--- begin ---
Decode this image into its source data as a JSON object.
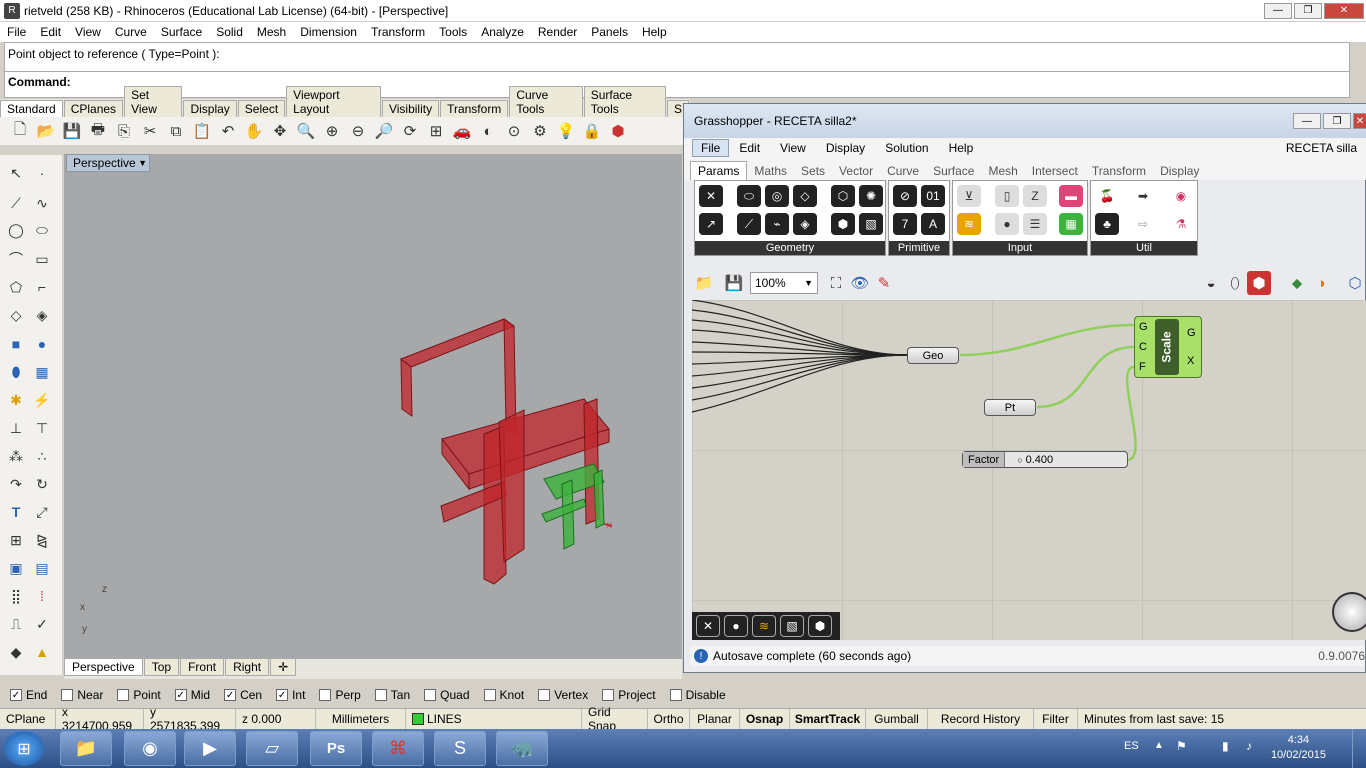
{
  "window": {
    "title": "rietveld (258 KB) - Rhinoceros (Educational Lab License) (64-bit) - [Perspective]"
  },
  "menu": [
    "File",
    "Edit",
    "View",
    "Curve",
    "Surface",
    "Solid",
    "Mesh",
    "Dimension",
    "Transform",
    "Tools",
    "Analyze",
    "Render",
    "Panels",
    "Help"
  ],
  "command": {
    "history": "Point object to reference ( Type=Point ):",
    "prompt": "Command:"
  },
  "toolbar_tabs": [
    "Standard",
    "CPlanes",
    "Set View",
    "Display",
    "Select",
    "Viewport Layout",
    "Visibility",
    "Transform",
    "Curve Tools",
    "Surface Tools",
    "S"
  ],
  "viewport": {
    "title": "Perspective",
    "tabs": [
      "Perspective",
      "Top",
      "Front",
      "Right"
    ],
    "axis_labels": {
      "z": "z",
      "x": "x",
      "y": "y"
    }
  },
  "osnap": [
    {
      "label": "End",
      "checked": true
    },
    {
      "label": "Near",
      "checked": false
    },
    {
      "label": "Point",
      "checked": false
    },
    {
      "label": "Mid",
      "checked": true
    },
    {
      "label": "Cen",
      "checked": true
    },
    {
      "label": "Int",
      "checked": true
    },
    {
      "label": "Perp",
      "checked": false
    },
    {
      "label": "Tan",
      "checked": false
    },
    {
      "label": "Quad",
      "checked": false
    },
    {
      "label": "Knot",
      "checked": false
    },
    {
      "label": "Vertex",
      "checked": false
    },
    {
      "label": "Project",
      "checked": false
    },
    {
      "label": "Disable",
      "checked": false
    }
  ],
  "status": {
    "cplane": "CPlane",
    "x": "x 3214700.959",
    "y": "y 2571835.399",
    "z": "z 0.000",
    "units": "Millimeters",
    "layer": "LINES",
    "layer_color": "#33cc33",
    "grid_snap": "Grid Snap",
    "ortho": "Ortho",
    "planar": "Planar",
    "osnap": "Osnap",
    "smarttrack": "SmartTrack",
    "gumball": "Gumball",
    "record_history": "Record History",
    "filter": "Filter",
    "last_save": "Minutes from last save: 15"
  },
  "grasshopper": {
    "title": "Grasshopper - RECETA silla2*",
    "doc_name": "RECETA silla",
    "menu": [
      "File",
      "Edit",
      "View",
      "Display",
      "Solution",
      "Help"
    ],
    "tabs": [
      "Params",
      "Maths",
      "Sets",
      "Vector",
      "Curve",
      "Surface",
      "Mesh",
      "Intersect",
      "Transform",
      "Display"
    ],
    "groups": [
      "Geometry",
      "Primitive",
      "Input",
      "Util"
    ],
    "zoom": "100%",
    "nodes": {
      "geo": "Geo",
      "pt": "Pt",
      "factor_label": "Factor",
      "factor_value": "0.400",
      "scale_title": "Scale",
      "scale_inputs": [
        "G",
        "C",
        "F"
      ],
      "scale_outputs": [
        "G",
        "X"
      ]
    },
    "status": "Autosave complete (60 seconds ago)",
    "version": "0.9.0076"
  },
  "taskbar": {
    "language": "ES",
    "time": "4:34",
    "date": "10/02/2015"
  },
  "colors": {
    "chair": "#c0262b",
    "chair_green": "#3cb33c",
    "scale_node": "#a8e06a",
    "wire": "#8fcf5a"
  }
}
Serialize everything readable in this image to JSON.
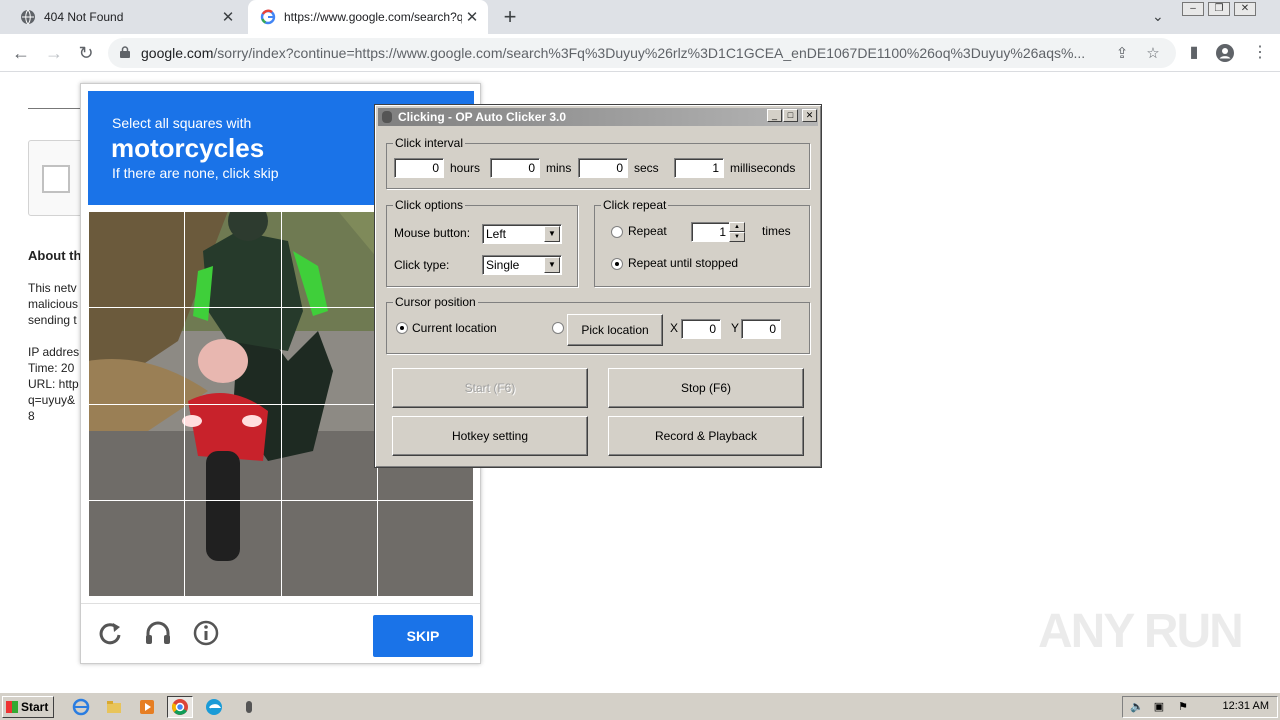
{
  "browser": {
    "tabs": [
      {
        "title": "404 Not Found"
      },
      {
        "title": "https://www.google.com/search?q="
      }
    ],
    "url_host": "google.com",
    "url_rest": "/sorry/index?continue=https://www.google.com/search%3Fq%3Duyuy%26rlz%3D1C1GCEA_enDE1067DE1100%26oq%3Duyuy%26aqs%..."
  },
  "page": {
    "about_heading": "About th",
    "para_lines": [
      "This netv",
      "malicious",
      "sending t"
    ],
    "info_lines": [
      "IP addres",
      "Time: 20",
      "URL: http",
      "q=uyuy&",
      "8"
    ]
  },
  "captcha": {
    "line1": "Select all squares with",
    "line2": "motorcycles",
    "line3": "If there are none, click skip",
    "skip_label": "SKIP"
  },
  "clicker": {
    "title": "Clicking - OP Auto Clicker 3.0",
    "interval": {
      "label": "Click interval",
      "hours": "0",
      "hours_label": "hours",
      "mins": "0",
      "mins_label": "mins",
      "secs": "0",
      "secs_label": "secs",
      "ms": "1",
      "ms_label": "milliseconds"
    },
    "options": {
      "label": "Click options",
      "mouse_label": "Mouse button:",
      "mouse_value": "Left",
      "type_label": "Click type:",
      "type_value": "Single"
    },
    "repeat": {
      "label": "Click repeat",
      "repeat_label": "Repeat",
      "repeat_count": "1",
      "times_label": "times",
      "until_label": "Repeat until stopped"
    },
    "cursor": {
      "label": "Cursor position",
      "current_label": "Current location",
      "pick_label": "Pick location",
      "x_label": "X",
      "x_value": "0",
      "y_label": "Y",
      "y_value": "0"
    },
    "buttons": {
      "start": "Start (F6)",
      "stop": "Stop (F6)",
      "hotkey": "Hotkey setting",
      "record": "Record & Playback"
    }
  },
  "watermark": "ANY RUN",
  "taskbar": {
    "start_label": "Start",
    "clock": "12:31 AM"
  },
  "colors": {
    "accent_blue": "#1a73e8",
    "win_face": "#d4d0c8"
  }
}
--- end ---
Omit all pictures while transcribing the entries verbatim.

▶ _OUTPUT BELOW_:
Decode this image into its source data as a JSON object.
{
  "window": {
    "title": "rietveld (258 KB) - Rhinoceros (Educational Lab License) (64-bit) - [Perspective]"
  },
  "menu": [
    "File",
    "Edit",
    "View",
    "Curve",
    "Surface",
    "Solid",
    "Mesh",
    "Dimension",
    "Transform",
    "Tools",
    "Analyze",
    "Render",
    "Panels",
    "Help"
  ],
  "command": {
    "history": "Point object to reference ( Type=Point ):",
    "prompt": "Command:"
  },
  "toolbar_tabs": [
    "Standard",
    "CPlanes",
    "Set View",
    "Display",
    "Select",
    "Viewport Layout",
    "Visibility",
    "Transform",
    "Curve Tools",
    "Surface Tools",
    "S"
  ],
  "viewport": {
    "title": "Perspective",
    "tabs": [
      "Perspective",
      "Top",
      "Front",
      "Right"
    ],
    "axis_labels": {
      "z": "z",
      "x": "x",
      "y": "y"
    }
  },
  "osnap": [
    {
      "label": "End",
      "checked": true
    },
    {
      "label": "Near",
      "checked": false
    },
    {
      "label": "Point",
      "checked": false
    },
    {
      "label": "Mid",
      "checked": true
    },
    {
      "label": "Cen",
      "checked": true
    },
    {
      "label": "Int",
      "checked": true
    },
    {
      "label": "Perp",
      "checked": false
    },
    {
      "label": "Tan",
      "checked": false
    },
    {
      "label": "Quad",
      "checked": false
    },
    {
      "label": "Knot",
      "checked": false
    },
    {
      "label": "Vertex",
      "checked": false
    },
    {
      "label": "Project",
      "checked": false
    },
    {
      "label": "Disable",
      "checked": false
    }
  ],
  "status": {
    "cplane": "CPlane",
    "x": "x 3214700.959",
    "y": "y 2571835.399",
    "z": "z 0.000",
    "units": "Millimeters",
    "layer": "LINES",
    "layer_color": "#33cc33",
    "grid_snap": "Grid Snap",
    "ortho": "Ortho",
    "planar": "Planar",
    "osnap": "Osnap",
    "smarttrack": "SmartTrack",
    "gumball": "Gumball",
    "record_history": "Record History",
    "filter": "Filter",
    "last_save": "Minutes from last save: 15"
  },
  "grasshopper": {
    "title": "Grasshopper - RECETA silla2*",
    "doc_name": "RECETA silla",
    "menu": [
      "File",
      "Edit",
      "View",
      "Display",
      "Solution",
      "Help"
    ],
    "tabs": [
      "Params",
      "Maths",
      "Sets",
      "Vector",
      "Curve",
      "Surface",
      "Mesh",
      "Intersect",
      "Transform",
      "Display"
    ],
    "groups": [
      "Geometry",
      "Primitive",
      "Input",
      "Util"
    ],
    "zoom": "100%",
    "nodes": {
      "geo": "Geo",
      "pt": "Pt",
      "factor_label": "Factor",
      "factor_value": "0.400",
      "scale_title": "Scale",
      "scale_inputs": [
        "G",
        "C",
        "F"
      ],
      "scale_outputs": [
        "G",
        "X"
      ]
    },
    "status": "Autosave complete (60 seconds ago)",
    "version": "0.9.0076"
  },
  "taskbar": {
    "language": "ES",
    "time": "4:34",
    "date": "10/02/2015"
  },
  "colors": {
    "chair": "#c0262b",
    "chair_green": "#3cb33c",
    "scale_node": "#a8e06a",
    "wire": "#8fcf5a"
  }
}
Serialize everything readable in this image to JSON.
{
  "browser": {
    "tabs": [
      {
        "title": "404 Not Found"
      },
      {
        "title": "https://www.google.com/search?q="
      }
    ],
    "url_host": "google.com",
    "url_rest": "/sorry/index?continue=https://www.google.com/search%3Fq%3Duyuy%26rlz%3D1C1GCEA_enDE1067DE1100%26oq%3Duyuy%26aqs%..."
  },
  "page": {
    "about_heading": "About th",
    "para_lines": [
      "This netv",
      "malicious",
      "sending t"
    ],
    "info_lines": [
      "IP addres",
      "Time: 20",
      "URL: http",
      "q=uyuy&",
      "8"
    ]
  },
  "captcha": {
    "line1": "Select all squares with",
    "line2": "motorcycles",
    "line3": "If there are none, click skip",
    "skip_label": "SKIP"
  },
  "clicker": {
    "title": "Clicking - OP Auto Clicker 3.0",
    "interval": {
      "label": "Click interval",
      "hours": "0",
      "hours_label": "hours",
      "mins": "0",
      "mins_label": "mins",
      "secs": "0",
      "secs_label": "secs",
      "ms": "1",
      "ms_label": "milliseconds"
    },
    "options": {
      "label": "Click options",
      "mouse_label": "Mouse button:",
      "mouse_value": "Left",
      "type_label": "Click type:",
      "type_value": "Single"
    },
    "repeat": {
      "label": "Click repeat",
      "repeat_label": "Repeat",
      "repeat_count": "1",
      "times_label": "times",
      "until_label": "Repeat until stopped"
    },
    "cursor": {
      "label": "Cursor position",
      "current_label": "Current location",
      "pick_label": "Pick location",
      "x_label": "X",
      "x_value": "0",
      "y_label": "Y",
      "y_value": "0"
    },
    "buttons": {
      "start": "Start (F6)",
      "stop": "Stop (F6)",
      "hotkey": "Hotkey setting",
      "record": "Record & Playback"
    }
  },
  "watermark": "ANY RUN",
  "taskbar": {
    "start_label": "Start",
    "clock": "12:31 AM"
  },
  "colors": {
    "accent_blue": "#1a73e8",
    "win_face": "#d4d0c8"
  }
}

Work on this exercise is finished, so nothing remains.